Task description :: Copy the following lines word for word, leaving out the pictures.

Raw records ::
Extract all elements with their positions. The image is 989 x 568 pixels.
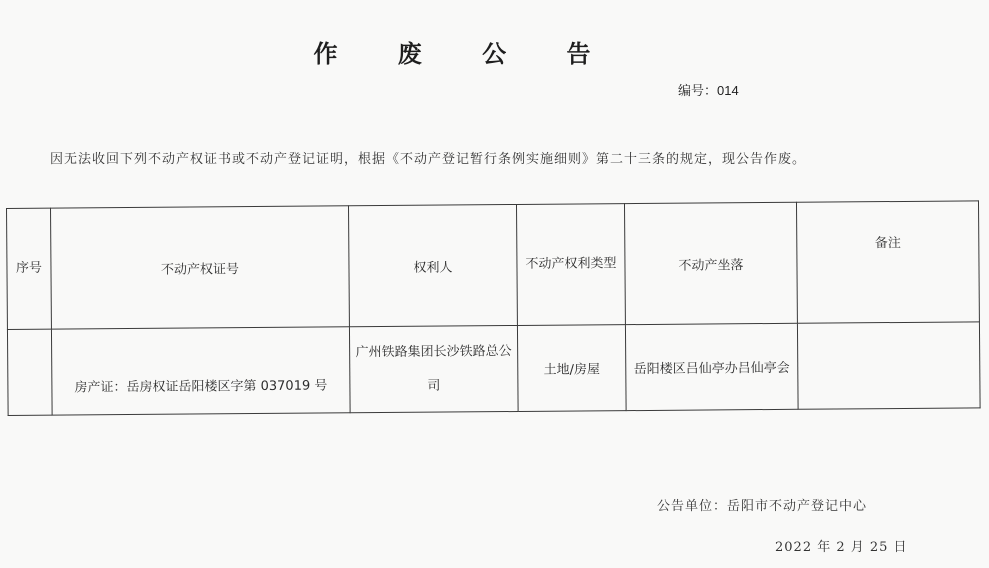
issuing-unit: 公告单位：岳阳市不动产登记中心 bbox=[657, 499, 868, 514]
header-index: 序号 bbox=[7, 208, 52, 329]
document-number-label: 编号： bbox=[678, 84, 718, 99]
notice-title: 作 废 公 告 bbox=[313, 39, 617, 68]
table-header-row bbox=[7, 201, 980, 330]
table-row bbox=[7, 322, 980, 416]
cell-cert-no: 房产证：岳房权证岳阳楼区字第 037019 号 bbox=[51, 327, 350, 415]
cell-remark bbox=[797, 322, 980, 409]
header-cert-no: 不动产权证号 bbox=[51, 206, 350, 329]
header-remark: 备注 bbox=[796, 201, 979, 323]
cell-location: 岳阳楼区吕仙亭办吕仙亭会 bbox=[625, 323, 798, 410]
issue-date: 2022 年 2 月 25 日 bbox=[775, 540, 908, 555]
cell-holder: 广州铁路集团长沙铁路总公司 bbox=[349, 325, 518, 412]
document-number-value: 014 bbox=[717, 83, 739, 98]
cell-right-type: 土地/房屋 bbox=[517, 325, 626, 412]
header-holder: 权利人 bbox=[348, 204, 517, 326]
header-right-type: 不动产权利类型 bbox=[516, 204, 625, 326]
document-number bbox=[678, 80, 739, 99]
void-certificate-table bbox=[6, 200, 981, 416]
header-location: 不动产坐落 bbox=[624, 202, 797, 324]
intro-paragraph: 因无法收回下列不动产权证书或不动产登记证明，根据《不动产登记暂行条例实施细则》第二十三条的规定，现公告作废。 bbox=[50, 152, 807, 167]
cell-index bbox=[7, 329, 52, 415]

Result for this task ::
Extract all elements with their positions. The image is 989 x 568 pixels.
issuing-unit: 公告单位：岳阳市不动产登记中心 bbox=[657, 499, 868, 514]
header-index: 序号 bbox=[7, 208, 52, 329]
document-number-label: 编号： bbox=[678, 84, 718, 99]
notice-title: 作 废 公 告 bbox=[313, 39, 617, 68]
table-header-row bbox=[7, 201, 980, 330]
table-row bbox=[7, 322, 980, 416]
cell-cert-no: 房产证：岳房权证岳阳楼区字第 037019 号 bbox=[51, 327, 350, 415]
cell-remark bbox=[797, 322, 980, 409]
header-cert-no: 不动产权证号 bbox=[51, 206, 350, 329]
header-remark: 备注 bbox=[796, 201, 979, 323]
cell-location: 岳阳楼区吕仙亭办吕仙亭会 bbox=[625, 323, 798, 410]
issue-date: 2022 年 2 月 25 日 bbox=[775, 540, 908, 555]
cell-holder: 广州铁路集团长沙铁路总公司 bbox=[349, 325, 518, 412]
document-number-value: 014 bbox=[717, 83, 739, 98]
cell-right-type: 土地/房屋 bbox=[517, 325, 626, 412]
header-holder: 权利人 bbox=[348, 204, 517, 326]
header-right-type: 不动产权利类型 bbox=[516, 204, 625, 326]
document-number bbox=[678, 80, 739, 99]
void-certificate-table bbox=[6, 200, 981, 416]
header-location: 不动产坐落 bbox=[624, 202, 797, 324]
intro-paragraph: 因无法收回下列不动产权证书或不动产登记证明，根据《不动产登记暂行条例实施细则》第二十三条的规定，现公告作废。 bbox=[50, 152, 807, 167]
cell-index bbox=[7, 329, 52, 415]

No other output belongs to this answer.